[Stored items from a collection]
##############################

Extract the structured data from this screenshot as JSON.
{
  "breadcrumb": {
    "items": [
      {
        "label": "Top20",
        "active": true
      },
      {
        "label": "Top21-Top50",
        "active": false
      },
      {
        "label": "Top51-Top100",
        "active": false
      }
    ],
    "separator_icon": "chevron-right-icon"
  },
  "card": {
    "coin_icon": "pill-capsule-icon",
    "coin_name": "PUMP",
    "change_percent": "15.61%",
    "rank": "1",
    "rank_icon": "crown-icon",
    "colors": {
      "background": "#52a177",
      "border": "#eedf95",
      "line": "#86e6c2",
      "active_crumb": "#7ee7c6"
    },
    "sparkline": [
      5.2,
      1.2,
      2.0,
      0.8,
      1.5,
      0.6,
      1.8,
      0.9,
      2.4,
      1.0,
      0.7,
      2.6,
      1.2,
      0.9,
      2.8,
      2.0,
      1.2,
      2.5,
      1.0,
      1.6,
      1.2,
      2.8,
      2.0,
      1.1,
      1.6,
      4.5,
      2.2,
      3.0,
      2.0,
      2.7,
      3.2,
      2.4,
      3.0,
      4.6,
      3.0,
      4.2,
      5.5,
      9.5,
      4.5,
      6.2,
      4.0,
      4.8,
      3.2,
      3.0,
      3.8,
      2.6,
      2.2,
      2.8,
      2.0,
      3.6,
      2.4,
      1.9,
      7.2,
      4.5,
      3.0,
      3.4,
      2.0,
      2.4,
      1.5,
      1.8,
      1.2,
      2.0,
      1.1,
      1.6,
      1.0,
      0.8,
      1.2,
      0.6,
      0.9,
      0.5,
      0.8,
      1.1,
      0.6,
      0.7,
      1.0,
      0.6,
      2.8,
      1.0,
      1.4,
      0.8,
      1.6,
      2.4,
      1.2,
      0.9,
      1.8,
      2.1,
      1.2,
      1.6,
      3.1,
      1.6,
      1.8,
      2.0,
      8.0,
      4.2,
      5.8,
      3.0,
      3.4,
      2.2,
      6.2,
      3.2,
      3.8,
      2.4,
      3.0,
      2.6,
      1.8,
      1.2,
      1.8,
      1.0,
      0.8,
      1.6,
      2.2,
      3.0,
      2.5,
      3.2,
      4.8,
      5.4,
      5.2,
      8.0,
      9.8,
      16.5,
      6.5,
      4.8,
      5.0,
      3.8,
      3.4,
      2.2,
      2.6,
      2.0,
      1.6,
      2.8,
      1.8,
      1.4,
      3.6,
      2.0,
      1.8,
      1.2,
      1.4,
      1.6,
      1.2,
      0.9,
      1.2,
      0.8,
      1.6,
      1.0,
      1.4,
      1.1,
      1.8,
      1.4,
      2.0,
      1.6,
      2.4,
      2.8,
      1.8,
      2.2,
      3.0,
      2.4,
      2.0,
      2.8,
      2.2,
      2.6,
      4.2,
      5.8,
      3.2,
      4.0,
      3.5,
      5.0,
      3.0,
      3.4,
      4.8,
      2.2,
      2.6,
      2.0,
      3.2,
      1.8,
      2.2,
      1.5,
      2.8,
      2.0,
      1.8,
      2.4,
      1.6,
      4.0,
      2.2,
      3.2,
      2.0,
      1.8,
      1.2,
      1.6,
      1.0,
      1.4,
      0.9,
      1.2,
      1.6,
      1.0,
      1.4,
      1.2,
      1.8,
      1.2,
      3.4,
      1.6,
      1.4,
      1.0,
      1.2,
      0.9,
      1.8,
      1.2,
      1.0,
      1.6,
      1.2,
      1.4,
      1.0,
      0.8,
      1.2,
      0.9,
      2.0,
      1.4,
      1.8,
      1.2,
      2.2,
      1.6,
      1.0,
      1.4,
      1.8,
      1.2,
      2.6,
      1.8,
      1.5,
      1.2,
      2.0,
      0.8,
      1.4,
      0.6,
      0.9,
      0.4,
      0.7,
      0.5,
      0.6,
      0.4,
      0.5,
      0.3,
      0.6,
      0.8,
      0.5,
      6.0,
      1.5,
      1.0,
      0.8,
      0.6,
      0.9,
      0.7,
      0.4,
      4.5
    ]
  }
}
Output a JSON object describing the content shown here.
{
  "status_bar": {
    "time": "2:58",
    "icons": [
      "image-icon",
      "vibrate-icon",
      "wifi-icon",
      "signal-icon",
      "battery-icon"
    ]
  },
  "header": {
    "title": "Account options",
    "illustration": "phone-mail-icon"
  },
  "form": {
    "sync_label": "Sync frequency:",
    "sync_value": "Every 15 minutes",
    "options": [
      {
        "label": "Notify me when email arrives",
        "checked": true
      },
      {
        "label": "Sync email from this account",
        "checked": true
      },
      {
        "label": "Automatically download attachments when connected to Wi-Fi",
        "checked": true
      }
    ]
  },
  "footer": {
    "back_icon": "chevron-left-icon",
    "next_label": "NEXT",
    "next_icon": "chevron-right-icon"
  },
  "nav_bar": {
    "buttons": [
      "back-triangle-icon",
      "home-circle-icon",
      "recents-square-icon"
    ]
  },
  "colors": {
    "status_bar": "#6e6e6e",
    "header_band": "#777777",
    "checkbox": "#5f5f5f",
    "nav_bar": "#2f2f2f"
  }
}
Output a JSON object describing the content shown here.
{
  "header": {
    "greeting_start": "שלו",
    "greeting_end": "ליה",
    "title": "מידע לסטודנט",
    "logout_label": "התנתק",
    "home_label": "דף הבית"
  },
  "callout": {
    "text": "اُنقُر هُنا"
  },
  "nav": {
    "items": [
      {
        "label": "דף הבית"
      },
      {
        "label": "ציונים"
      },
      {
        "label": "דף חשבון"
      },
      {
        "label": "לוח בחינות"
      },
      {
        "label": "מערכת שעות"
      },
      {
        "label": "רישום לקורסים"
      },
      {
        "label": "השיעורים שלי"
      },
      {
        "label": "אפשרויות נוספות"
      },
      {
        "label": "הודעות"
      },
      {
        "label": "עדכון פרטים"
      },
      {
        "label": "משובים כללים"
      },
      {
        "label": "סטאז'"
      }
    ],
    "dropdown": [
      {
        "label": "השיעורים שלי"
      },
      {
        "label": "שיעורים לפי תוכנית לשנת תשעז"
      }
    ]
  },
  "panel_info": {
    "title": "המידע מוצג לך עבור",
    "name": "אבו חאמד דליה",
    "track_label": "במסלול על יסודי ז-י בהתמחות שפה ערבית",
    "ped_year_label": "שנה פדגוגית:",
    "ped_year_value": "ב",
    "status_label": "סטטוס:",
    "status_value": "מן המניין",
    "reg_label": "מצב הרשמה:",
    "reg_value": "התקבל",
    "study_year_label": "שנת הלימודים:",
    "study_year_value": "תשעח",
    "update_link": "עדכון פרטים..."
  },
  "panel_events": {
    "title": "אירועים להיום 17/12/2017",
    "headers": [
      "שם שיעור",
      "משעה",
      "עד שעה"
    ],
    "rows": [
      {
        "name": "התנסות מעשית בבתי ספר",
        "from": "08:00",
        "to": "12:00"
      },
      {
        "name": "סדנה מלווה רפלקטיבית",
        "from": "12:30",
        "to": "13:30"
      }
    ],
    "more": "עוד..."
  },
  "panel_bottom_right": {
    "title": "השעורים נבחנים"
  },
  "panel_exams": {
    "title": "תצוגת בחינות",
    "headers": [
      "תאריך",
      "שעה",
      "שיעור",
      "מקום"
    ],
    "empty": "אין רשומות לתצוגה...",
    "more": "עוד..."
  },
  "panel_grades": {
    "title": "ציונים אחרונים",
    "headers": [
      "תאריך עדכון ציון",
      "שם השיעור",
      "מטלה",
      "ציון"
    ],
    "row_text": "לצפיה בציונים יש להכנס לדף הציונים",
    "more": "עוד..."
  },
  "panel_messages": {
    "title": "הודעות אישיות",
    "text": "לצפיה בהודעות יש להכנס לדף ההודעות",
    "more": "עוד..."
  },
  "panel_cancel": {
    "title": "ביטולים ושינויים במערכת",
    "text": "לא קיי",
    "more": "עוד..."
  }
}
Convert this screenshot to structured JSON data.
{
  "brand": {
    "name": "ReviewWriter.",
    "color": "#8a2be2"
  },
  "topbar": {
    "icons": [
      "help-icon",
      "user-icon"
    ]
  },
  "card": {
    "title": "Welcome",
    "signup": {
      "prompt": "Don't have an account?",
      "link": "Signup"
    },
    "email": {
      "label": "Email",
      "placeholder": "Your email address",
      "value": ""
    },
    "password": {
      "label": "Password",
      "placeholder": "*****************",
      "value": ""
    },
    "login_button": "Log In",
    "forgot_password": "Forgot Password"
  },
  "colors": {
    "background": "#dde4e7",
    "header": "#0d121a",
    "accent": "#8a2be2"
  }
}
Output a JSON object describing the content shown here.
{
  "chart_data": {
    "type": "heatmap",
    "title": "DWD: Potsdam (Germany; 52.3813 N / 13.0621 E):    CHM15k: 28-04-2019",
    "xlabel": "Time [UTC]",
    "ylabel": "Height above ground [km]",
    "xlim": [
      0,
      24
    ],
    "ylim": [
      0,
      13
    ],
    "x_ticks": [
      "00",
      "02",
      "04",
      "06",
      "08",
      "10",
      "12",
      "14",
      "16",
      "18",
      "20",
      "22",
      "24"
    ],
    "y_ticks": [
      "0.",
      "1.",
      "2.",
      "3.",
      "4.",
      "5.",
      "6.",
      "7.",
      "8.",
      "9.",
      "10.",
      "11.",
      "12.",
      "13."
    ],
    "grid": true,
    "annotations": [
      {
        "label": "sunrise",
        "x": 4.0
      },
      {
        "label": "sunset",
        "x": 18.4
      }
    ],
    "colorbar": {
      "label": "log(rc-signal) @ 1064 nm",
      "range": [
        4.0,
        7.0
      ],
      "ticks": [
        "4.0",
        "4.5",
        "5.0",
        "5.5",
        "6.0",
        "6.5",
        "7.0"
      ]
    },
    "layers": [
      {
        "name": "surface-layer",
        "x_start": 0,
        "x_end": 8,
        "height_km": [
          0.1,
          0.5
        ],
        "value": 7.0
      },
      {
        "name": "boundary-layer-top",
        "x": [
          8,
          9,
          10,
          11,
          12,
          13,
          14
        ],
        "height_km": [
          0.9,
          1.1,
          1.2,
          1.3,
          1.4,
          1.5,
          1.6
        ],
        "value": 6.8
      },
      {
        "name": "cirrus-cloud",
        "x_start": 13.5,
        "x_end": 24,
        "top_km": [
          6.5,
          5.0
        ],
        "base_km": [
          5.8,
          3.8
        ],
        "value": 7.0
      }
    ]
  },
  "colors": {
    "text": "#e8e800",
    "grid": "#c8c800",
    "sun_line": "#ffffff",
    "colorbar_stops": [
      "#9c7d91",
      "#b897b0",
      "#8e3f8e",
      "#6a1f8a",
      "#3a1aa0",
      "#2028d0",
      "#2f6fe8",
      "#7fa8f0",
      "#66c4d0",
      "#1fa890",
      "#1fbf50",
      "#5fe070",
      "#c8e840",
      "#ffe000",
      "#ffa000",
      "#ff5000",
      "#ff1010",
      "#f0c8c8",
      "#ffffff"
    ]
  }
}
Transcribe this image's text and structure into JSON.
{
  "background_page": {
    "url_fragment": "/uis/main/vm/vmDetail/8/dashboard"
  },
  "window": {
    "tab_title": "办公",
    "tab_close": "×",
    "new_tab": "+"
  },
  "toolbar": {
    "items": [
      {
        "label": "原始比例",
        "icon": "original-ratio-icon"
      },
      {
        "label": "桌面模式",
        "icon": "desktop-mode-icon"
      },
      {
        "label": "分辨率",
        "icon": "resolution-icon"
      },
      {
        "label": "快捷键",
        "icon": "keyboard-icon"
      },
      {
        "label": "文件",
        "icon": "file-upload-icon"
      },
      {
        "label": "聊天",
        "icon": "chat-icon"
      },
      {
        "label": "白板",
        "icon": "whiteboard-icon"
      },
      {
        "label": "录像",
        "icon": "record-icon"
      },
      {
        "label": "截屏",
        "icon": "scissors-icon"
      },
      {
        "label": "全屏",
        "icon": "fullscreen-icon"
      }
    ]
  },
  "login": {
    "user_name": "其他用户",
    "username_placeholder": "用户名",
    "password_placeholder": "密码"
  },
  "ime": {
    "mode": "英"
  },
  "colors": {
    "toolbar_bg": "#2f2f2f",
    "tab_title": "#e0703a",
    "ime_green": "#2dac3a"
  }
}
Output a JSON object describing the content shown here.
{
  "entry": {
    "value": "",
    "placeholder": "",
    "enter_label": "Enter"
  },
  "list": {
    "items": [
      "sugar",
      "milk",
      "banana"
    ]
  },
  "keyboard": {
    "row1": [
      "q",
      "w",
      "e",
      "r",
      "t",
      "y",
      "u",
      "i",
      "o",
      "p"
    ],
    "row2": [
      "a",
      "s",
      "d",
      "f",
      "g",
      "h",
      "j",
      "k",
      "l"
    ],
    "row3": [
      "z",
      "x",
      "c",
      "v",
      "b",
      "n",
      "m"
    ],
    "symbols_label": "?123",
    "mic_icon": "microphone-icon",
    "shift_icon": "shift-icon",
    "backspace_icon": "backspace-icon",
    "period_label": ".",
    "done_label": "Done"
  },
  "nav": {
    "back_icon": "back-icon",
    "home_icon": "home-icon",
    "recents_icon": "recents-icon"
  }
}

##############################

● Exercise details:
Show every line from the entries above in which the word "עדכון" appears.

● Answer for the task:
        "label": "עדכון פרטים"
    "update_link": "עדכון פרטים..."
      "תאריך עדכון ציון",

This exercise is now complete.